TASK
Write the records out again exactly, leaving no images in.

(Data records)

------------------------------------------------

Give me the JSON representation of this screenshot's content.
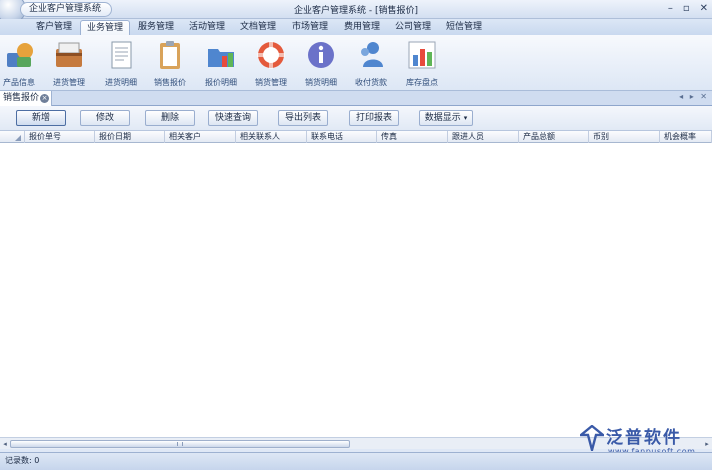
{
  "app": {
    "tab_label": "企业客户管理系统",
    "window_title": "企业客户管理系统 - [销售报价]",
    "controls": {
      "minimize": "–",
      "restore": "▫",
      "close": "✕"
    }
  },
  "menu_tabs": [
    {
      "label": "客户管理"
    },
    {
      "label": "业务管理",
      "active": true
    },
    {
      "label": "服务管理"
    },
    {
      "label": "活动管理"
    },
    {
      "label": "文档管理"
    },
    {
      "label": "市场管理"
    },
    {
      "label": "费用管理"
    },
    {
      "label": "公司管理"
    },
    {
      "label": "短信管理"
    }
  ],
  "ribbon": [
    {
      "label": "产品信息",
      "icon": "product-info-icon"
    },
    {
      "label": "进货管理",
      "icon": "purchase-manage-icon"
    },
    {
      "label": "进货明细",
      "icon": "purchase-detail-icon"
    },
    {
      "label": "销售报价",
      "icon": "sales-quote-icon"
    },
    {
      "label": "报价明细",
      "icon": "quote-detail-icon"
    },
    {
      "label": "销货管理",
      "icon": "sales-manage-icon"
    },
    {
      "label": "销货明细",
      "icon": "sales-detail-icon"
    },
    {
      "label": "收付货款",
      "icon": "payment-icon"
    },
    {
      "label": "库存盘点",
      "icon": "inventory-icon"
    }
  ],
  "doc_tab": {
    "label": "销售报价",
    "close": "×"
  },
  "strip_nav": "◂ ▸ ✕",
  "toolbar": {
    "add": "新增",
    "edit": "修改",
    "delete": "删除",
    "quick_search": "快速查询",
    "export": "导出列表",
    "print": "打印报表",
    "data_display": "数据显示",
    "dropdown_arrow": "▾"
  },
  "grid": {
    "columns": [
      "报价单号",
      "报价日期",
      "相关客户",
      "相关联系人",
      "联系电话",
      "传真",
      "跟进人员",
      "产品总额",
      "币别",
      "机会概率"
    ],
    "rows": []
  },
  "scrollbar": {
    "left": "◂",
    "right": "▸"
  },
  "watermark": {
    "text": "泛普软件",
    "url": "www.fanpusoft.com"
  },
  "status": {
    "record_count": "记录数: 0"
  }
}
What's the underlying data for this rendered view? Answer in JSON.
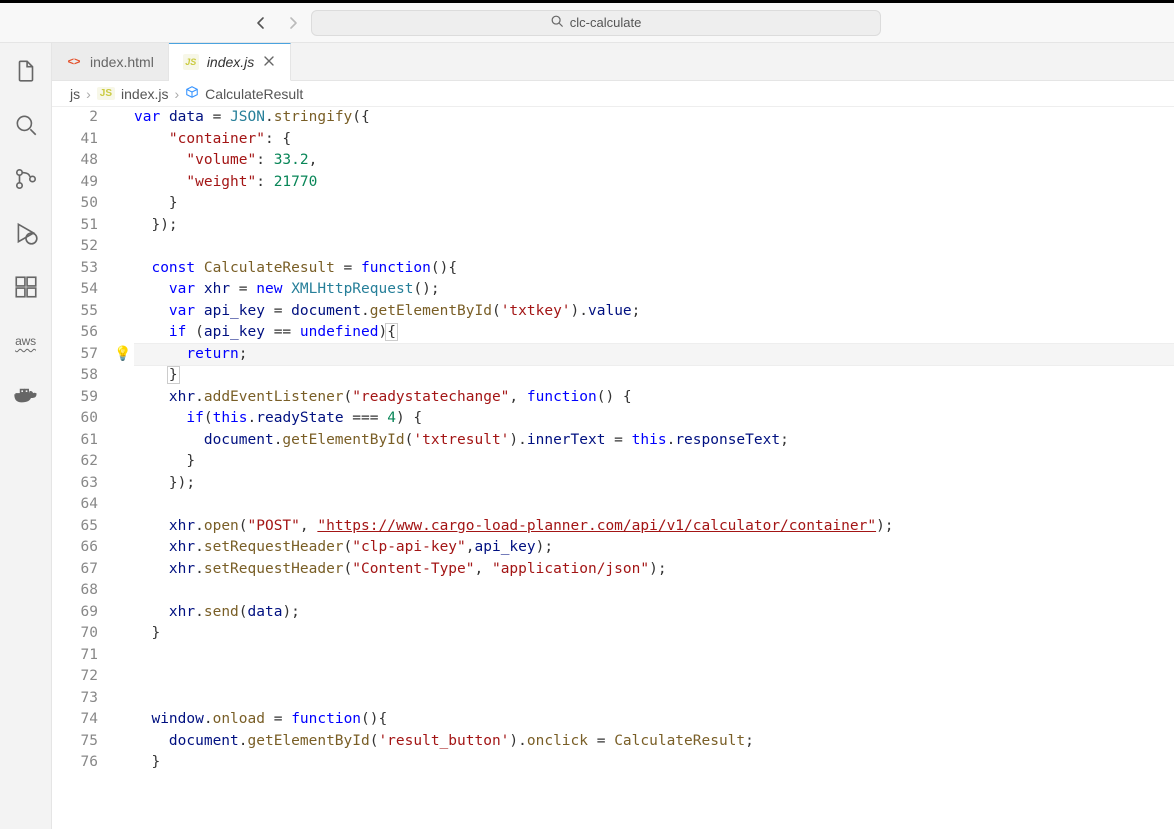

------------------------------------------------

OUTPUT BELOW
Give me the JSON representation of this screenshot's content.
{
  "app": {
    "tab_label": "企业客户管理系统",
    "window_title": "企业客户管理系统 - [销售报价]",
    "controls": {
      "minimize": "–",
      "restore": "▫",
      "close": "✕"
    }
  },
  "menu_tabs": [
    {
      "label": "客户管理"
    },
    {
      "label": "业务管理",
      "active": true
    },
    {
      "label": "服务管理"
    },
    {
      "label": "活动管理"
    },
    {
      "label": "文档管理"
    },
    {
      "label": "市场管理"
    },
    {
      "label": "费用管理"
    },
    {
      "label": "公司管理"
    },
    {
      "label": "短信管理"
    }
  ],
  "ribbon": [
    {
      "label": "产品信息",
      "icon": "product-info-icon"
    },
    {
      "label": "进货管理",
      "icon": "purchase-manage-icon"
    },
    {
      "label": "进货明细",
      "icon": "purchase-detail-icon"
    },
    {
      "label": "销售报价",
      "icon": "sales-quote-icon"
    },
    {
      "label": "报价明细",
      "icon": "quote-detail-icon"
    },
    {
      "label": "销货管理",
      "icon": "sales-manage-icon"
    },
    {
      "label": "销货明细",
      "icon": "sales-detail-icon"
    },
    {
      "label": "收付货款",
      "icon": "payment-icon"
    },
    {
      "label": "库存盘点",
      "icon": "inventory-icon"
    }
  ],
  "doc_tab": {
    "label": "销售报价",
    "close": "×"
  },
  "strip_nav": "◂ ▸ ✕",
  "toolbar": {
    "add": "新增",
    "edit": "修改",
    "delete": "删除",
    "quick_search": "快速查询",
    "export": "导出列表",
    "print": "打印报表",
    "data_display": "数据显示",
    "dropdown_arrow": "▾"
  },
  "grid": {
    "columns": [
      "报价单号",
      "报价日期",
      "相关客户",
      "相关联系人",
      "联系电话",
      "传真",
      "跟进人员",
      "产品总额",
      "币别",
      "机会概率"
    ],
    "rows": []
  },
  "scrollbar": {
    "left": "◂",
    "right": "▸"
  },
  "watermark": {
    "text": "泛普软件",
    "url": "www.fanpusoft.com"
  },
  "status": {
    "record_count": "记录数: 0"
  }
}
What's the underlying data for this rendered view? Answer in JSON.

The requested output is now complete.